[Work instructions] Output every entry exactly as written, but omit the pictures.

[Provided records]
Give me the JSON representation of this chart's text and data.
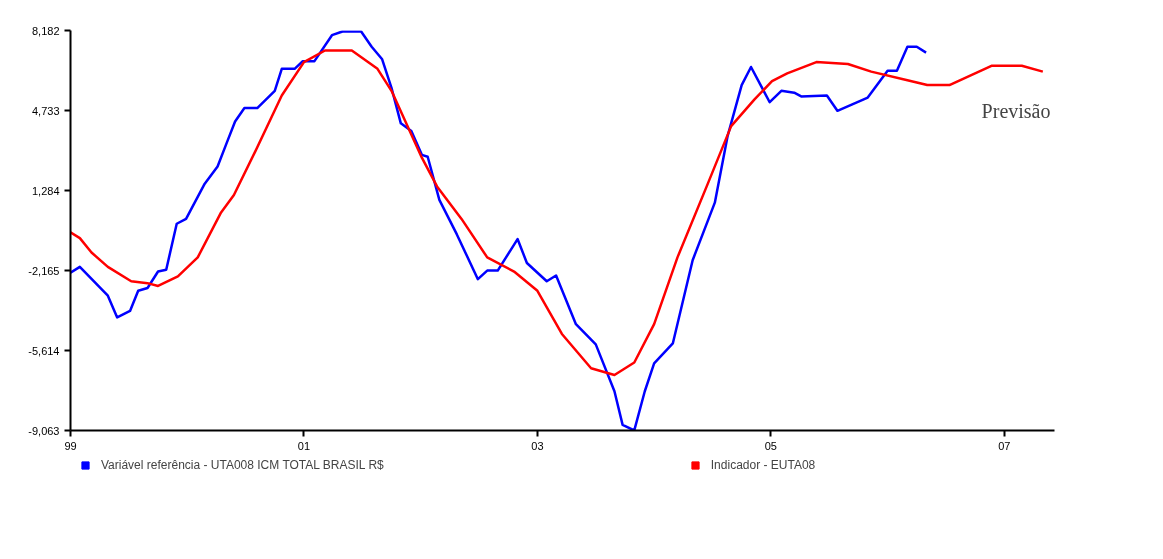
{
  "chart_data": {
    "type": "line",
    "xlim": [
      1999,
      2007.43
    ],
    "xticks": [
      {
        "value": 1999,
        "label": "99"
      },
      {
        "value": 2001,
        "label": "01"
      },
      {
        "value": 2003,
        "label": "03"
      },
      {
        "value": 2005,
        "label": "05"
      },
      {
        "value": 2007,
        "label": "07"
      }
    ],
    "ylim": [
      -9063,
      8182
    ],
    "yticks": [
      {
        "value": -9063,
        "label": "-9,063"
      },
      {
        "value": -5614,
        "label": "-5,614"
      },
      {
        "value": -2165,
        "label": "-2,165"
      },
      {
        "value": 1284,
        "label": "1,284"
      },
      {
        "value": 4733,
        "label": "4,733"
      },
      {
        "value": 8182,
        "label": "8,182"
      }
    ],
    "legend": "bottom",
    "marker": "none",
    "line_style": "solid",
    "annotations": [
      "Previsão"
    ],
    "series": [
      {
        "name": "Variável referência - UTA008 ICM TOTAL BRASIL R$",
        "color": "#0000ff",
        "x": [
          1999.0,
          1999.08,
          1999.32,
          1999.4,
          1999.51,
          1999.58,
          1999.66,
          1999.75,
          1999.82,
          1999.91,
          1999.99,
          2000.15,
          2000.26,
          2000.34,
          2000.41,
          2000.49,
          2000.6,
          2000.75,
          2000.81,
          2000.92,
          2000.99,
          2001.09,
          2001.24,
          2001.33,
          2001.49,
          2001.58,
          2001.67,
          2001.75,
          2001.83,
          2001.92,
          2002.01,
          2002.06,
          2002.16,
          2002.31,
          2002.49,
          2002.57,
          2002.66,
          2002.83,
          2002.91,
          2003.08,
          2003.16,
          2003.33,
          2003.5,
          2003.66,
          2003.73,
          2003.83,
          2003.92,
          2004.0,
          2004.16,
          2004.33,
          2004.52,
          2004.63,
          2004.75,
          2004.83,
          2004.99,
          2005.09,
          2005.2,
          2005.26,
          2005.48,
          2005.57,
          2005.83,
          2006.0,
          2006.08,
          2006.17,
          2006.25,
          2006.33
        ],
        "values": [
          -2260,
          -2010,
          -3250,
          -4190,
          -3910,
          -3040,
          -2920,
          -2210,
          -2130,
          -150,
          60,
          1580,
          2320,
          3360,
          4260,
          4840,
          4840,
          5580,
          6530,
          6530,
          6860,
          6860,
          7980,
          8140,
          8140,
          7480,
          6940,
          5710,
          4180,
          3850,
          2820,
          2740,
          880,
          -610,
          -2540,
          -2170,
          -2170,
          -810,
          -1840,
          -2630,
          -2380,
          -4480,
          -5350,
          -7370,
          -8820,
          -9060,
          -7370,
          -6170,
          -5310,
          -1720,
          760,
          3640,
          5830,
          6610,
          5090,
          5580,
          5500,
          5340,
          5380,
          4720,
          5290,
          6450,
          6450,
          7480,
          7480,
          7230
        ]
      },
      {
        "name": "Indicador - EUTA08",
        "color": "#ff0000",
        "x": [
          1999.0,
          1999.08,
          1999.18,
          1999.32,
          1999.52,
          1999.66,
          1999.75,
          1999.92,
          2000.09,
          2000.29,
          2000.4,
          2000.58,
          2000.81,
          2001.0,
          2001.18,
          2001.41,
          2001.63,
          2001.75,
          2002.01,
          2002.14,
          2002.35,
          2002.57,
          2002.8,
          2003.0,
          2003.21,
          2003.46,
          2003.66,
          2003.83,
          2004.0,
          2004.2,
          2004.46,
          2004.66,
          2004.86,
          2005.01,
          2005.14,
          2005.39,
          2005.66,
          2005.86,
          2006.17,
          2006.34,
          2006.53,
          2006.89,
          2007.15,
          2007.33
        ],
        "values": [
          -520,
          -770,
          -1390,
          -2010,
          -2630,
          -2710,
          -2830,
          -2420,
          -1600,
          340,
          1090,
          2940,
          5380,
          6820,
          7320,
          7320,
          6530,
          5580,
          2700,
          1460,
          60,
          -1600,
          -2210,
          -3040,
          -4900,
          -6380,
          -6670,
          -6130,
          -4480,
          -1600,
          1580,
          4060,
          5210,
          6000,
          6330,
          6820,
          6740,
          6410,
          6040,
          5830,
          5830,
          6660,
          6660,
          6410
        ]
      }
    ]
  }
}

[Reply to the task]
Give me the JSON representation of this chart's text and data.
{
  "chart_data": {
    "type": "line",
    "xlim": [
      1999,
      2007.43
    ],
    "xticks": [
      {
        "value": 1999,
        "label": "99"
      },
      {
        "value": 2001,
        "label": "01"
      },
      {
        "value": 2003,
        "label": "03"
      },
      {
        "value": 2005,
        "label": "05"
      },
      {
        "value": 2007,
        "label": "07"
      }
    ],
    "ylim": [
      -9063,
      8182
    ],
    "yticks": [
      {
        "value": -9063,
        "label": "-9,063"
      },
      {
        "value": -5614,
        "label": "-5,614"
      },
      {
        "value": -2165,
        "label": "-2,165"
      },
      {
        "value": 1284,
        "label": "1,284"
      },
      {
        "value": 4733,
        "label": "4,733"
      },
      {
        "value": 8182,
        "label": "8,182"
      }
    ],
    "legend": "bottom",
    "marker": "none",
    "line_style": "solid",
    "annotations": [
      "Previsão"
    ],
    "series": [
      {
        "name": "Variável referência - UTA008 ICM TOTAL BRASIL R$",
        "color": "#0000ff",
        "x": [
          1999.0,
          1999.08,
          1999.32,
          1999.4,
          1999.51,
          1999.58,
          1999.66,
          1999.75,
          1999.82,
          1999.91,
          1999.99,
          2000.15,
          2000.26,
          2000.34,
          2000.41,
          2000.49,
          2000.6,
          2000.75,
          2000.81,
          2000.92,
          2000.99,
          2001.09,
          2001.24,
          2001.33,
          2001.49,
          2001.58,
          2001.67,
          2001.75,
          2001.83,
          2001.92,
          2002.01,
          2002.06,
          2002.16,
          2002.31,
          2002.49,
          2002.57,
          2002.66,
          2002.83,
          2002.91,
          2003.08,
          2003.16,
          2003.33,
          2003.5,
          2003.66,
          2003.73,
          2003.83,
          2003.92,
          2004.0,
          2004.16,
          2004.33,
          2004.52,
          2004.63,
          2004.75,
          2004.83,
          2004.99,
          2005.09,
          2005.2,
          2005.26,
          2005.48,
          2005.57,
          2005.83,
          2006.0,
          2006.08,
          2006.17,
          2006.25,
          2006.33
        ],
        "values": [
          -2260,
          -2010,
          -3250,
          -4190,
          -3910,
          -3040,
          -2920,
          -2210,
          -2130,
          -150,
          60,
          1580,
          2320,
          3360,
          4260,
          4840,
          4840,
          5580,
          6530,
          6530,
          6860,
          6860,
          7980,
          8140,
          8140,
          7480,
          6940,
          5710,
          4180,
          3850,
          2820,
          2740,
          880,
          -610,
          -2540,
          -2170,
          -2170,
          -810,
          -1840,
          -2630,
          -2380,
          -4480,
          -5350,
          -7370,
          -8820,
          -9060,
          -7370,
          -6170,
          -5310,
          -1720,
          760,
          3640,
          5830,
          6610,
          5090,
          5580,
          5500,
          5340,
          5380,
          4720,
          5290,
          6450,
          6450,
          7480,
          7480,
          7230
        ]
      },
      {
        "name": "Indicador - EUTA08",
        "color": "#ff0000",
        "x": [
          1999.0,
          1999.08,
          1999.18,
          1999.32,
          1999.52,
          1999.66,
          1999.75,
          1999.92,
          2000.09,
          2000.29,
          2000.4,
          2000.58,
          2000.81,
          2001.0,
          2001.18,
          2001.41,
          2001.63,
          2001.75,
          2002.01,
          2002.14,
          2002.35,
          2002.57,
          2002.8,
          2003.0,
          2003.21,
          2003.46,
          2003.66,
          2003.83,
          2004.0,
          2004.2,
          2004.46,
          2004.66,
          2004.86,
          2005.01,
          2005.14,
          2005.39,
          2005.66,
          2005.86,
          2006.17,
          2006.34,
          2006.53,
          2006.89,
          2007.15,
          2007.33
        ],
        "values": [
          -520,
          -770,
          -1390,
          -2010,
          -2630,
          -2710,
          -2830,
          -2420,
          -1600,
          340,
          1090,
          2940,
          5380,
          6820,
          7320,
          7320,
          6530,
          5580,
          2700,
          1460,
          60,
          -1600,
          -2210,
          -3040,
          -4900,
          -6380,
          -6670,
          -6130,
          -4480,
          -1600,
          1580,
          4060,
          5210,
          6000,
          6330,
          6820,
          6740,
          6410,
          6040,
          5830,
          5830,
          6660,
          6660,
          6410
        ]
      }
    ]
  }
}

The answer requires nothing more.